RAW DATA:
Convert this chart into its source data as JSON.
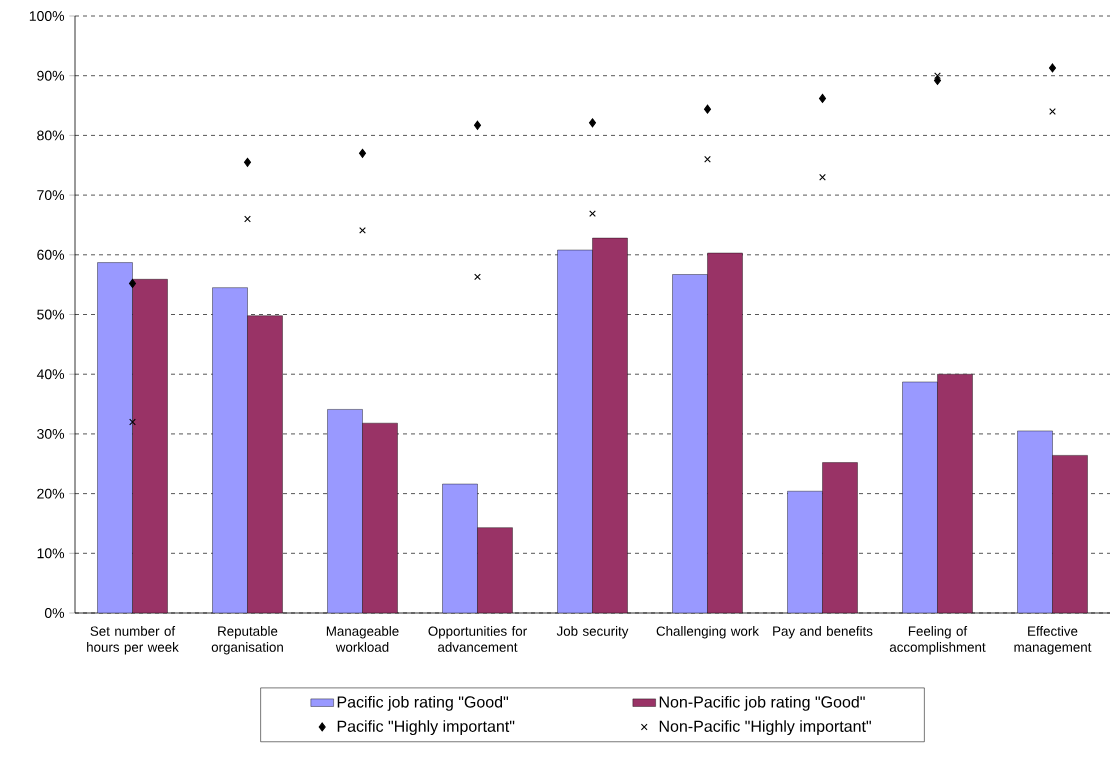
{
  "chart_data": {
    "type": "bar",
    "categories": [
      "Set number of hours per week",
      "Reputable organisation",
      "Manageable workload",
      "Opportunities for advancement",
      "Job security",
      "Challenging work",
      "Pay and benefits",
      "Feeling of accomplishment",
      "Effective management"
    ],
    "series": [
      {
        "name": "Pacific job rating \"Good\"",
        "color": "#9999ff",
        "values": [
          58.7,
          54.5,
          34.1,
          21.6,
          60.8,
          56.7,
          20.4,
          38.7,
          30.5
        ]
      },
      {
        "name": "Non-Pacific job rating \"Good\"",
        "color": "#993366",
        "values": [
          55.9,
          49.8,
          31.8,
          14.3,
          62.8,
          60.3,
          25.2,
          40.0,
          26.4
        ]
      },
      {
        "name": "Pacific \"Highly important\"",
        "type": "scatter",
        "marker": "diamond",
        "color": "#000000",
        "values": [
          55.2,
          75.5,
          77.0,
          81.7,
          82.1,
          84.4,
          86.2,
          89.2,
          91.3
        ]
      },
      {
        "name": "Non-Pacific \"Highly important\"",
        "type": "scatter",
        "marker": "cross",
        "color": "#000000",
        "values": [
          32.0,
          66.0,
          64.1,
          56.3,
          66.9,
          76.0,
          73.0,
          90.0,
          84.0
        ]
      }
    ],
    "ylim": [
      0,
      100
    ],
    "yticks": [
      {
        "value": 0,
        "label": "0%"
      },
      {
        "value": 10,
        "label": "10%"
      },
      {
        "value": 20,
        "label": "20%"
      },
      {
        "value": 30,
        "label": "30%"
      },
      {
        "value": 40,
        "label": "40%"
      },
      {
        "value": 50,
        "label": "50%"
      },
      {
        "value": 60,
        "label": "60%"
      },
      {
        "value": 70,
        "label": "70%"
      },
      {
        "value": 80,
        "label": "80%"
      },
      {
        "value": 90,
        "label": "90%"
      },
      {
        "value": 100,
        "label": "100%"
      }
    ],
    "grid": "y",
    "legend": "bottom"
  }
}
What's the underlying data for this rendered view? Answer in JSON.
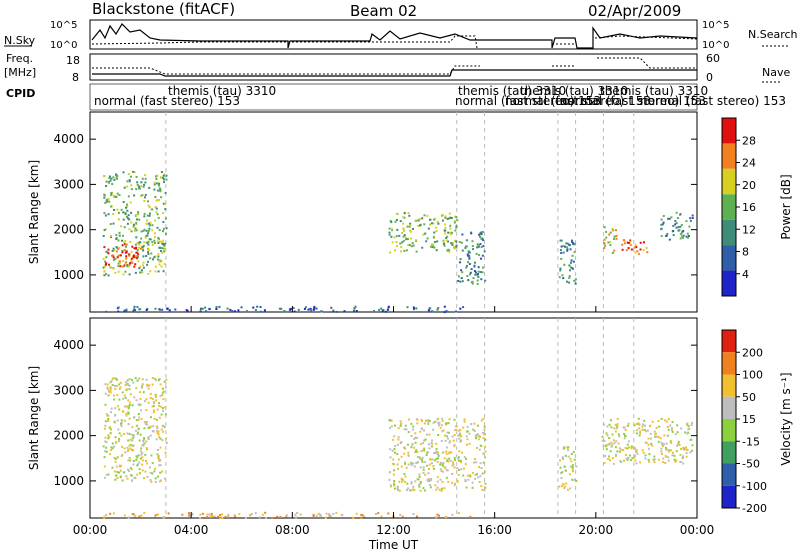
{
  "header": {
    "station": "Blackstone (fitACF)",
    "beam": "Beam 02",
    "date": "02/Apr/2009"
  },
  "status_panel": {
    "nsky_label": "N.Sky",
    "nsky_ticks": [
      "10^5",
      "10^0"
    ],
    "nsearch_label": "N.Search",
    "nsearch_ticks": [
      "10^5",
      "10^0"
    ],
    "freq_label_1": "Freq.",
    "freq_label_2": "[MHz]",
    "freq_ticks": [
      "18",
      "8"
    ],
    "nave_label": "Nave",
    "nave_ticks": [
      "60",
      "0"
    ],
    "cpid_label": "CPID",
    "cpid_entries": [
      {
        "text": "normal (fast stereo) 153"
      },
      {
        "text": "themis (tau) 3310"
      },
      {
        "text": "normal (fast stereo) 153"
      },
      {
        "text": "themis (tau) 3310"
      },
      {
        "text": "normal (fast stereo) 153"
      },
      {
        "text": "themis (tau) 3310"
      },
      {
        "text": "normal (fast stereo) 153"
      },
      {
        "text": "themis (tau) 3310"
      },
      {
        "text": "normal (fast stereo) 153"
      }
    ]
  },
  "chart_data": [
    {
      "type": "heatmap",
      "title": "",
      "ylabel": "Slant Range [km]",
      "ylim": [
        180,
        4600
      ],
      "yticks": [
        "1000",
        "2000",
        "3000",
        "4000"
      ],
      "xlim_hours": [
        0,
        24
      ],
      "colorbar_label": "Power [dB]",
      "colorbar_ticks": [
        "4",
        "8",
        "12",
        "16",
        "20",
        "24",
        "28"
      ],
      "colorbar_range": [
        0,
        32
      ],
      "colors": [
        "#1e24c8",
        "#2f5fa8",
        "#3f8c7a",
        "#5fb050",
        "#d8d020",
        "#f08020",
        "#e01010"
      ],
      "regions": [
        {
          "t": [
            0.5,
            3.0
          ],
          "r": [
            1000,
            3300
          ],
          "level": 3
        },
        {
          "t": [
            0.5,
            2.0
          ],
          "r": [
            1200,
            1700
          ],
          "level": 6
        },
        {
          "t": [
            11.8,
            14.5
          ],
          "r": [
            1500,
            2400
          ],
          "level": 3
        },
        {
          "t": [
            14.5,
            15.6
          ],
          "r": [
            800,
            2000
          ],
          "level": 2
        },
        {
          "t": [
            18.5,
            19.2
          ],
          "r": [
            800,
            1800
          ],
          "level": 2
        },
        {
          "t": [
            20.2,
            20.8
          ],
          "r": [
            1500,
            2100
          ],
          "level": 4
        },
        {
          "t": [
            21.0,
            22.0
          ],
          "r": [
            1400,
            1800
          ],
          "level": 5
        },
        {
          "t": [
            22.5,
            23.8
          ],
          "r": [
            1800,
            2400
          ],
          "level": 2
        },
        {
          "t": [
            0.5,
            15.0
          ],
          "r": [
            200,
            320
          ],
          "level": 1
        }
      ]
    },
    {
      "type": "heatmap",
      "title": "",
      "ylabel": "Slant Range [km]",
      "ylim": [
        180,
        4600
      ],
      "yticks": [
        "1000",
        "2000",
        "3000",
        "4000"
      ],
      "xlim_hours": [
        0,
        24
      ],
      "xlabel": "Time UT",
      "xticks": [
        "00:00",
        "04:00",
        "08:00",
        "12:00",
        "16:00",
        "20:00",
        "00:00"
      ],
      "colorbar_label": "Velocity [m s⁻¹]",
      "colorbar_ticks": [
        "200",
        "100",
        "50",
        "15",
        "-15",
        "-50",
        "-100",
        "-200"
      ],
      "colorbar_range": [
        -250,
        250
      ],
      "colors": [
        "#1e24c8",
        "#2f5fa8",
        "#3fa060",
        "#8cd040",
        "#bebebe",
        "#f0c030",
        "#f08020",
        "#e02010"
      ],
      "regions": [
        {
          "t": [
            0.5,
            3.0
          ],
          "r": [
            1000,
            3300
          ],
          "level": 4
        },
        {
          "t": [
            11.8,
            15.6
          ],
          "r": [
            800,
            2400
          ],
          "level": 4
        },
        {
          "t": [
            18.5,
            19.2
          ],
          "r": [
            800,
            1800
          ],
          "level": 4
        },
        {
          "t": [
            20.2,
            23.8
          ],
          "r": [
            1400,
            2400
          ],
          "level": 4
        },
        {
          "t": [
            0.5,
            15.0
          ],
          "r": [
            200,
            320
          ],
          "level": 5
        }
      ]
    }
  ]
}
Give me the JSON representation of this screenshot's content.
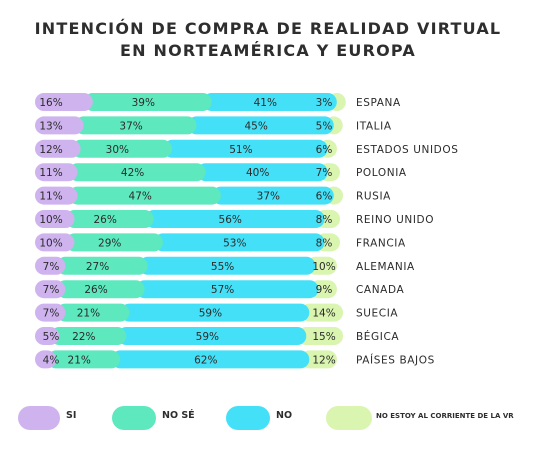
{
  "chart_data": {
    "type": "bar",
    "stacked": true,
    "orientation": "horizontal",
    "title": "INTENCIÓN DE COMPRA DE REALIDAD VIRTUAL EN NORTEAMÉRICA Y EUROPA",
    "title_lines": [
      "INTENCIÓN DE COMPRA DE REALIDAD VIRTUAL",
      "EN NORTEAMÉRICA Y EUROPA"
    ],
    "categories": [
      "ESPANA",
      "ITALIA",
      "ESTADOS UNIDOS",
      "POLONIA",
      "RUSIA",
      "REINO UNIDO",
      "FRANCIA",
      "ALEMANIA",
      "CANADA",
      "SUECIA",
      "BÉGICA",
      "PAÍSES BAJOS"
    ],
    "series": [
      {
        "name": "SI",
        "color": "#cfb3ef",
        "values": [
          16,
          13,
          12,
          11,
          11,
          10,
          10,
          7,
          7,
          7,
          5,
          4
        ]
      },
      {
        "name": "NO SÉ",
        "color": "#5de8bd",
        "values": [
          39,
          37,
          30,
          42,
          47,
          26,
          29,
          27,
          26,
          21,
          22,
          21
        ]
      },
      {
        "name": "NO",
        "color": "#44e0f7",
        "values": [
          41,
          45,
          51,
          40,
          37,
          56,
          53,
          55,
          57,
          59,
          59,
          62
        ]
      },
      {
        "name": "NO ESTOY AL CORRIENTE DE LA  VR",
        "color": "#d9f5b0",
        "values": [
          3,
          5,
          6,
          7,
          6,
          8,
          8,
          10,
          9,
          14,
          15,
          12
        ]
      }
    ],
    "value_suffix": "%",
    "legend_position": "bottom",
    "grid": false
  }
}
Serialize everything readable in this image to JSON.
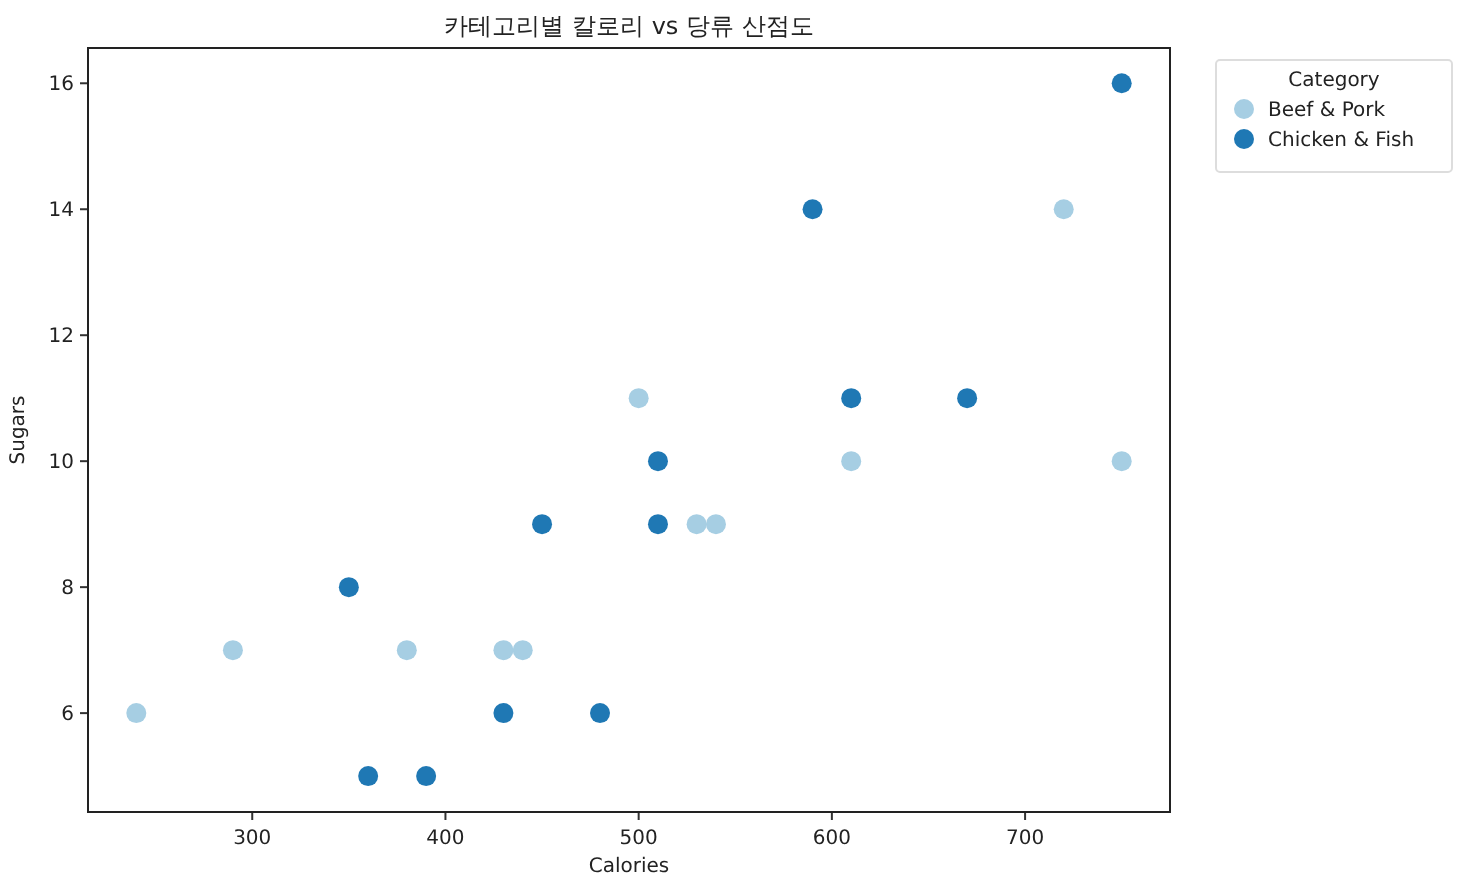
{
  "chart_data": {
    "type": "scatter",
    "title": "카테고리별 칼로리 vs 당류 산점도",
    "xlabel": "Calories",
    "ylabel": "Sugars",
    "legend_title": "Category",
    "legend": "top right",
    "marker": "circle",
    "grid": false,
    "xlim": [
      215,
      775
    ],
    "ylim": [
      4.43,
      16.56
    ],
    "xticks": [
      300,
      400,
      500,
      600,
      700
    ],
    "yticks": [
      6,
      8,
      10,
      12,
      14,
      16
    ],
    "series": [
      {
        "name": "Beef & Pork",
        "color": "#a6cee3",
        "x": [
          240,
          290,
          380,
          430,
          440,
          500,
          530,
          540,
          610,
          720,
          750
        ],
        "values": [
          6,
          7,
          7,
          7,
          7,
          11,
          9,
          9,
          10,
          14,
          10
        ]
      },
      {
        "name": "Chicken & Fish",
        "color": "#1f78b4",
        "x": [
          350,
          360,
          390,
          430,
          450,
          480,
          510,
          510,
          590,
          610,
          670,
          750
        ],
        "values": [
          8,
          5,
          5,
          6,
          9,
          6,
          10,
          9,
          14,
          11,
          11,
          16
        ]
      }
    ]
  }
}
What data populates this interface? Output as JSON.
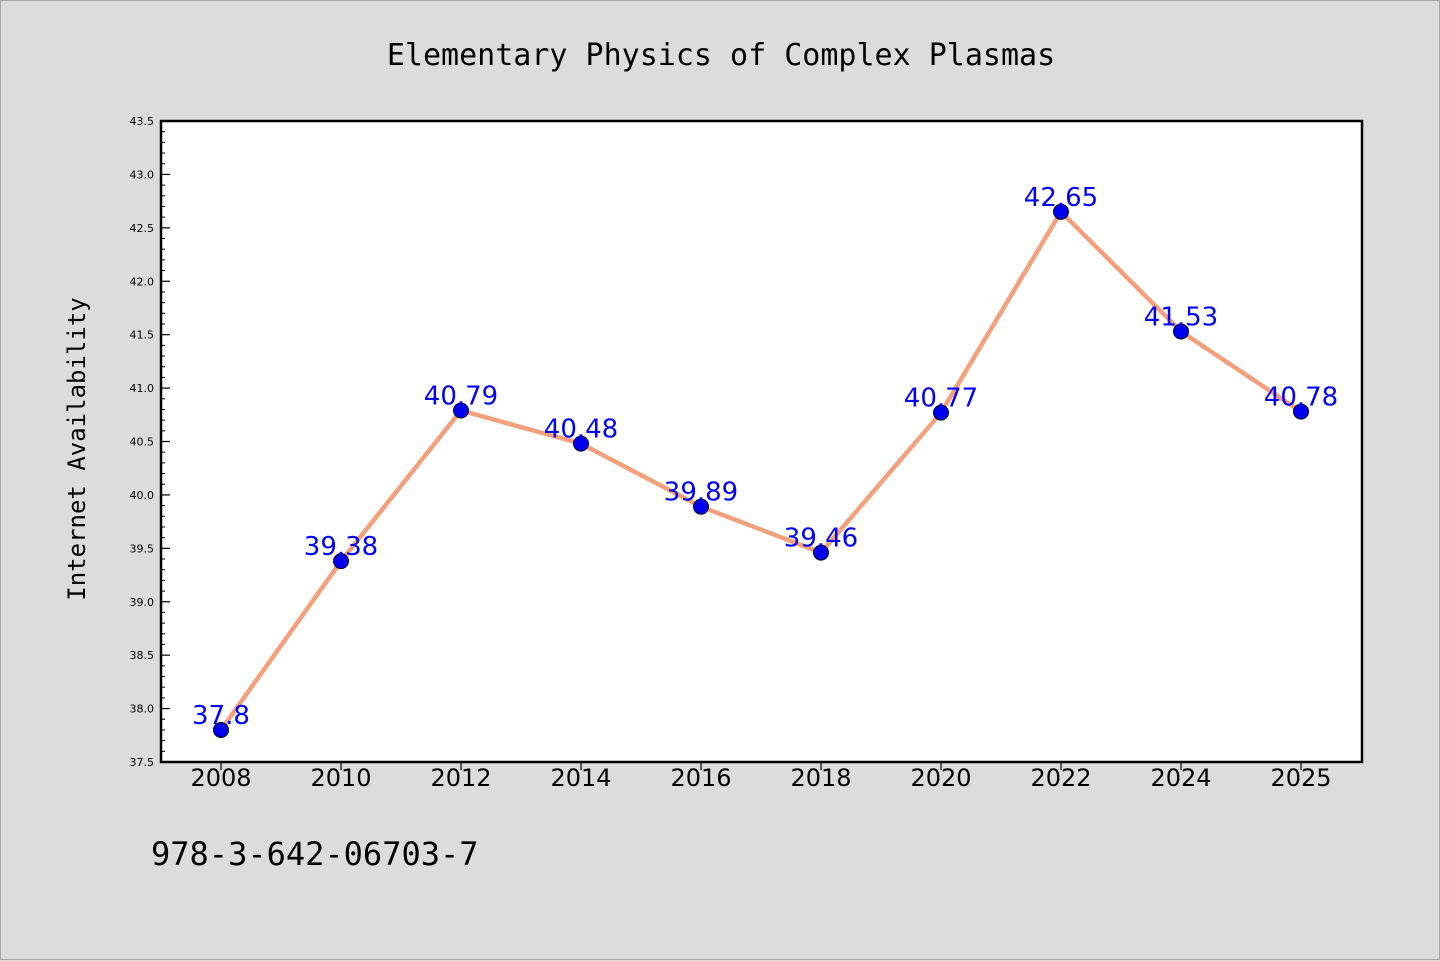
{
  "chart_data": {
    "type": "line",
    "title": "Elementary Physics of Complex Plasmas",
    "ylabel": "Internet Availability",
    "xlabel": "",
    "categories": [
      "2008",
      "2010",
      "2012",
      "2014",
      "2016",
      "2018",
      "2020",
      "2022",
      "2024",
      "2025"
    ],
    "series": [
      {
        "values": [
          37.8,
          39.38,
          40.79,
          40.48,
          39.89,
          39.46,
          40.77,
          42.65,
          41.53,
          40.78
        ],
        "labels": [
          "37.8",
          "39.38",
          "40.79",
          "40.48",
          "39.89",
          "39.46",
          "40.77",
          "42.65",
          "41.53",
          "40.78"
        ]
      }
    ],
    "ylim": [
      37.5,
      43.5
    ],
    "yticks": [
      "37.5",
      "38.0",
      "38.5",
      "39.0",
      "39.5",
      "40.0",
      "40.5",
      "41.0",
      "41.5",
      "42.0",
      "42.5",
      "43.0",
      "43.5"
    ],
    "grid": false,
    "legend": "none",
    "line_color": "#f4a07c",
    "marker_color": "#0000ee",
    "label_color": "#0000ff",
    "plot_background": "#ffffff",
    "page_background": "#dcdcdc"
  },
  "footnote": "978-3-642-06703-7"
}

SHORT TASK: Leave out every picture, and repeat word for word only the lines from the one holding "What data populates" through the end of the entries above, both ends included.

EXERCISE ANSWER:
What data populates this interface? Output as JSON.
{
  "chart_data": {
    "type": "line",
    "title": "Elementary Physics of Complex Plasmas",
    "ylabel": "Internet Availability",
    "xlabel": "",
    "categories": [
      "2008",
      "2010",
      "2012",
      "2014",
      "2016",
      "2018",
      "2020",
      "2022",
      "2024",
      "2025"
    ],
    "series": [
      {
        "values": [
          37.8,
          39.38,
          40.79,
          40.48,
          39.89,
          39.46,
          40.77,
          42.65,
          41.53,
          40.78
        ],
        "labels": [
          "37.8",
          "39.38",
          "40.79",
          "40.48",
          "39.89",
          "39.46",
          "40.77",
          "42.65",
          "41.53",
          "40.78"
        ]
      }
    ],
    "ylim": [
      37.5,
      43.5
    ],
    "yticks": [
      "37.5",
      "38.0",
      "38.5",
      "39.0",
      "39.5",
      "40.0",
      "40.5",
      "41.0",
      "41.5",
      "42.0",
      "42.5",
      "43.0",
      "43.5"
    ],
    "grid": false,
    "legend": "none",
    "line_color": "#f4a07c",
    "marker_color": "#0000ee",
    "label_color": "#0000ff",
    "plot_background": "#ffffff",
    "page_background": "#dcdcdc"
  },
  "footnote": "978-3-642-06703-7"
}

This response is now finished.